◆ **To be done**
Gather up every line that includes the string "dans".

::: Material shown

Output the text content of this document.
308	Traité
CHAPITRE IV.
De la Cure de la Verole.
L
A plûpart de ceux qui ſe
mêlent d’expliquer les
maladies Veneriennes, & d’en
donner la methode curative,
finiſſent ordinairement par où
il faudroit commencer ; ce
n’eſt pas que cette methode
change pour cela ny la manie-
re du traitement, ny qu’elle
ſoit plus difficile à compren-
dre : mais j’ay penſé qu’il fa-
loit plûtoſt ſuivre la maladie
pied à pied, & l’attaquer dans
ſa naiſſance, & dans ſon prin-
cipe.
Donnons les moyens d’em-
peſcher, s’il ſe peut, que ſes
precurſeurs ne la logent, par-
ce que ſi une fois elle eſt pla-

::::::

◆ **Worked answer**
pied à pied, & l’attaquer dans
ſa naiſſance, & dans ſon prin-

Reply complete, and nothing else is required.